## TASK:
Transcribe the records below exactly as they appear, omitting any pictures.

[Some records]
= = = =
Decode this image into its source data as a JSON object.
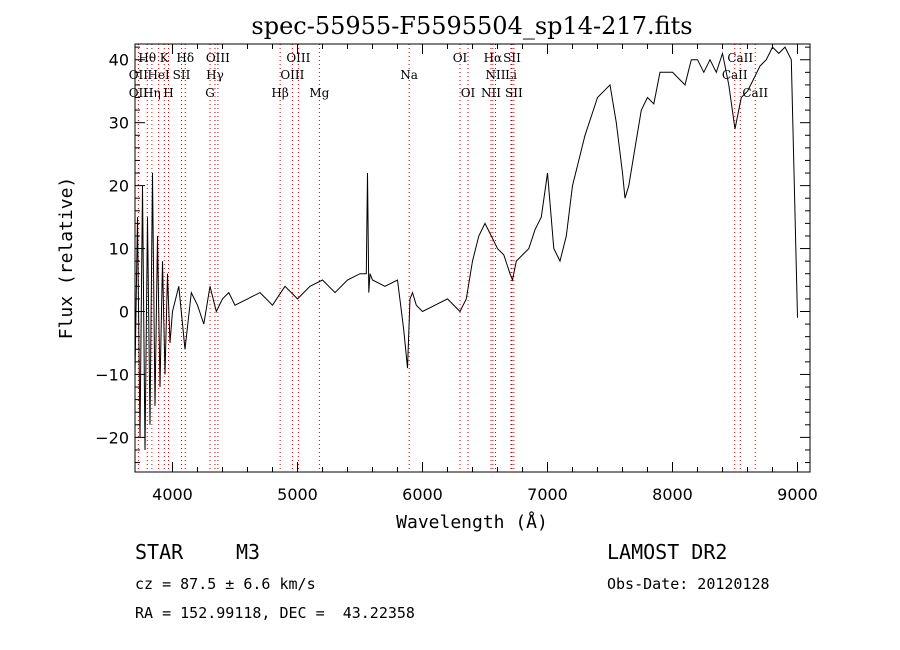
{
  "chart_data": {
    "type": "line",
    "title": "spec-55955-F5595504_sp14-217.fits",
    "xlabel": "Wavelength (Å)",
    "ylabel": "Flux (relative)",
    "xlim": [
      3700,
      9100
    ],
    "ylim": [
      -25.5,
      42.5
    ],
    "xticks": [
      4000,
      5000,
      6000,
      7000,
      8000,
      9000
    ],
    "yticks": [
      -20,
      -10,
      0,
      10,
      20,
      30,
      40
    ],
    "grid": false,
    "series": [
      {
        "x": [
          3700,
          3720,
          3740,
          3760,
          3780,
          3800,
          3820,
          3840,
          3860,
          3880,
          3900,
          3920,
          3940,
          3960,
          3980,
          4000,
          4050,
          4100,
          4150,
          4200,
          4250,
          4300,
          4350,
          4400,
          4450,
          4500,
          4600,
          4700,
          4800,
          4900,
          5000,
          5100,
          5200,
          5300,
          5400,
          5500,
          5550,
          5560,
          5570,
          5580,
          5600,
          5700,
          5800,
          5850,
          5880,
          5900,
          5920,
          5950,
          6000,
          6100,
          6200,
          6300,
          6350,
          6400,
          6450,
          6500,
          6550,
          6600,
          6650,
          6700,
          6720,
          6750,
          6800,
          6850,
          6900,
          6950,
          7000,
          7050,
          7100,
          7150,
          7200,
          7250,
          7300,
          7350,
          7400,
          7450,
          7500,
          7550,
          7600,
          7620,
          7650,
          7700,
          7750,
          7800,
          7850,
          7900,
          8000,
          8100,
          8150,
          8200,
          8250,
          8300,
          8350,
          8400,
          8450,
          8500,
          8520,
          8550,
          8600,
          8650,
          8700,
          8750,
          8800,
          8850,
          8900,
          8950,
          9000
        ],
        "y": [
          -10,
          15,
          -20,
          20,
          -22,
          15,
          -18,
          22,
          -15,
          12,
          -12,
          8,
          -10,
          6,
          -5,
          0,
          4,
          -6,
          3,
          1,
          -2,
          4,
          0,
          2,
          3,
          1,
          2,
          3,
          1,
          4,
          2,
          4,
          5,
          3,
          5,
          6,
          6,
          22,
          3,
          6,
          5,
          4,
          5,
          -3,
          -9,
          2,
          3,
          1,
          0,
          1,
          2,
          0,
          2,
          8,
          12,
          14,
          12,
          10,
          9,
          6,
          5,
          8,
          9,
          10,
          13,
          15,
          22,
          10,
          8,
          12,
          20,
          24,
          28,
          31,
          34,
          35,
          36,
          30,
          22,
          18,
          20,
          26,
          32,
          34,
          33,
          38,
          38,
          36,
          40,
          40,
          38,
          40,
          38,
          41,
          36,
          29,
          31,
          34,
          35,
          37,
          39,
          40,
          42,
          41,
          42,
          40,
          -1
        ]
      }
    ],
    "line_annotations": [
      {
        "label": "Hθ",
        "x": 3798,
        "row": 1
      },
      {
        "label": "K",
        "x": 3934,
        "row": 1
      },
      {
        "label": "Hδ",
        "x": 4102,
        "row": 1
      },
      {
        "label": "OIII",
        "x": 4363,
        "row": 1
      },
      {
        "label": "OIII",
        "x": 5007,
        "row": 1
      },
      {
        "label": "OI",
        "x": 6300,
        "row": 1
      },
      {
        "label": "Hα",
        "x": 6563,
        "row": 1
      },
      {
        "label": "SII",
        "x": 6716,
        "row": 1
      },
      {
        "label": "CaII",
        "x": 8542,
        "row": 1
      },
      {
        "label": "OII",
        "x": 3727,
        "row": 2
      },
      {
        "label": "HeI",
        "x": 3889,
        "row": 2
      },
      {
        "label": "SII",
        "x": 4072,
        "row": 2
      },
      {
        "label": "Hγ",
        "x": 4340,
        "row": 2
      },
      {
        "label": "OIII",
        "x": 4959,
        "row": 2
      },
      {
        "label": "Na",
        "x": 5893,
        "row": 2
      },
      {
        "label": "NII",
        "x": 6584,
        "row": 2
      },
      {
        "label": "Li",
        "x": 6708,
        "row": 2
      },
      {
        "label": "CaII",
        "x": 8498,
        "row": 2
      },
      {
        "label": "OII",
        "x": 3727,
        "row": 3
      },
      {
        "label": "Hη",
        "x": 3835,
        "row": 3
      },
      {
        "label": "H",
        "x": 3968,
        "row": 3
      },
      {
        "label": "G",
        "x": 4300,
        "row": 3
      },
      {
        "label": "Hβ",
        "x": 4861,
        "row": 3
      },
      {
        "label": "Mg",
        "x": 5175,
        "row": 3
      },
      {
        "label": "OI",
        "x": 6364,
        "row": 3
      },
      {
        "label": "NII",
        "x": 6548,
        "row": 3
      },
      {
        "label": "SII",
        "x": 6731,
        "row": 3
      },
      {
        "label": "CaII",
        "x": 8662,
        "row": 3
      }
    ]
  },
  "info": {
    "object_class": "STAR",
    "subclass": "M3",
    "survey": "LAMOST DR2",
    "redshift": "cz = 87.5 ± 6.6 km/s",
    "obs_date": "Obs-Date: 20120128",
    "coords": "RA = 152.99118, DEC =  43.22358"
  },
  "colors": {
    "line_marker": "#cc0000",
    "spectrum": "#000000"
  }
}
= = = =
## RESULT OF THE EXERCISE:
Decode this image into its source data as a JSON object.
{
  "chart_data": {
    "type": "line",
    "title": "spec-55955-F5595504_sp14-217.fits",
    "xlabel": "Wavelength (Å)",
    "ylabel": "Flux (relative)",
    "xlim": [
      3700,
      9100
    ],
    "ylim": [
      -25.5,
      42.5
    ],
    "xticks": [
      4000,
      5000,
      6000,
      7000,
      8000,
      9000
    ],
    "yticks": [
      -20,
      -10,
      0,
      10,
      20,
      30,
      40
    ],
    "grid": false,
    "series": [
      {
        "x": [
          3700,
          3720,
          3740,
          3760,
          3780,
          3800,
          3820,
          3840,
          3860,
          3880,
          3900,
          3920,
          3940,
          3960,
          3980,
          4000,
          4050,
          4100,
          4150,
          4200,
          4250,
          4300,
          4350,
          4400,
          4450,
          4500,
          4600,
          4700,
          4800,
          4900,
          5000,
          5100,
          5200,
          5300,
          5400,
          5500,
          5550,
          5560,
          5570,
          5580,
          5600,
          5700,
          5800,
          5850,
          5880,
          5900,
          5920,
          5950,
          6000,
          6100,
          6200,
          6300,
          6350,
          6400,
          6450,
          6500,
          6550,
          6600,
          6650,
          6700,
          6720,
          6750,
          6800,
          6850,
          6900,
          6950,
          7000,
          7050,
          7100,
          7150,
          7200,
          7250,
          7300,
          7350,
          7400,
          7450,
          7500,
          7550,
          7600,
          7620,
          7650,
          7700,
          7750,
          7800,
          7850,
          7900,
          8000,
          8100,
          8150,
          8200,
          8250,
          8300,
          8350,
          8400,
          8450,
          8500,
          8520,
          8550,
          8600,
          8650,
          8700,
          8750,
          8800,
          8850,
          8900,
          8950,
          9000
        ],
        "y": [
          -10,
          15,
          -20,
          20,
          -22,
          15,
          -18,
          22,
          -15,
          12,
          -12,
          8,
          -10,
          6,
          -5,
          0,
          4,
          -6,
          3,
          1,
          -2,
          4,
          0,
          2,
          3,
          1,
          2,
          3,
          1,
          4,
          2,
          4,
          5,
          3,
          5,
          6,
          6,
          22,
          3,
          6,
          5,
          4,
          5,
          -3,
          -9,
          2,
          3,
          1,
          0,
          1,
          2,
          0,
          2,
          8,
          12,
          14,
          12,
          10,
          9,
          6,
          5,
          8,
          9,
          10,
          13,
          15,
          22,
          10,
          8,
          12,
          20,
          24,
          28,
          31,
          34,
          35,
          36,
          30,
          22,
          18,
          20,
          26,
          32,
          34,
          33,
          38,
          38,
          36,
          40,
          40,
          38,
          40,
          38,
          41,
          36,
          29,
          31,
          34,
          35,
          37,
          39,
          40,
          42,
          41,
          42,
          40,
          -1
        ]
      }
    ],
    "line_annotations": [
      {
        "label": "Hθ",
        "x": 3798,
        "row": 1
      },
      {
        "label": "K",
        "x": 3934,
        "row": 1
      },
      {
        "label": "Hδ",
        "x": 4102,
        "row": 1
      },
      {
        "label": "OIII",
        "x": 4363,
        "row": 1
      },
      {
        "label": "OIII",
        "x": 5007,
        "row": 1
      },
      {
        "label": "OI",
        "x": 6300,
        "row": 1
      },
      {
        "label": "Hα",
        "x": 6563,
        "row": 1
      },
      {
        "label": "SII",
        "x": 6716,
        "row": 1
      },
      {
        "label": "CaII",
        "x": 8542,
        "row": 1
      },
      {
        "label": "OII",
        "x": 3727,
        "row": 2
      },
      {
        "label": "HeI",
        "x": 3889,
        "row": 2
      },
      {
        "label": "SII",
        "x": 4072,
        "row": 2
      },
      {
        "label": "Hγ",
        "x": 4340,
        "row": 2
      },
      {
        "label": "OIII",
        "x": 4959,
        "row": 2
      },
      {
        "label": "Na",
        "x": 5893,
        "row": 2
      },
      {
        "label": "NII",
        "x": 6584,
        "row": 2
      },
      {
        "label": "Li",
        "x": 6708,
        "row": 2
      },
      {
        "label": "CaII",
        "x": 8498,
        "row": 2
      },
      {
        "label": "OII",
        "x": 3727,
        "row": 3
      },
      {
        "label": "Hη",
        "x": 3835,
        "row": 3
      },
      {
        "label": "H",
        "x": 3968,
        "row": 3
      },
      {
        "label": "G",
        "x": 4300,
        "row": 3
      },
      {
        "label": "Hβ",
        "x": 4861,
        "row": 3
      },
      {
        "label": "Mg",
        "x": 5175,
        "row": 3
      },
      {
        "label": "OI",
        "x": 6364,
        "row": 3
      },
      {
        "label": "NII",
        "x": 6548,
        "row": 3
      },
      {
        "label": "SII",
        "x": 6731,
        "row": 3
      },
      {
        "label": "CaII",
        "x": 8662,
        "row": 3
      }
    ]
  },
  "info": {
    "object_class": "STAR",
    "subclass": "M3",
    "survey": "LAMOST DR2",
    "redshift": "cz = 87.5 ± 6.6 km/s",
    "obs_date": "Obs-Date: 20120128",
    "coords": "RA = 152.99118, DEC =  43.22358"
  },
  "colors": {
    "line_marker": "#cc0000",
    "spectrum": "#000000"
  }
}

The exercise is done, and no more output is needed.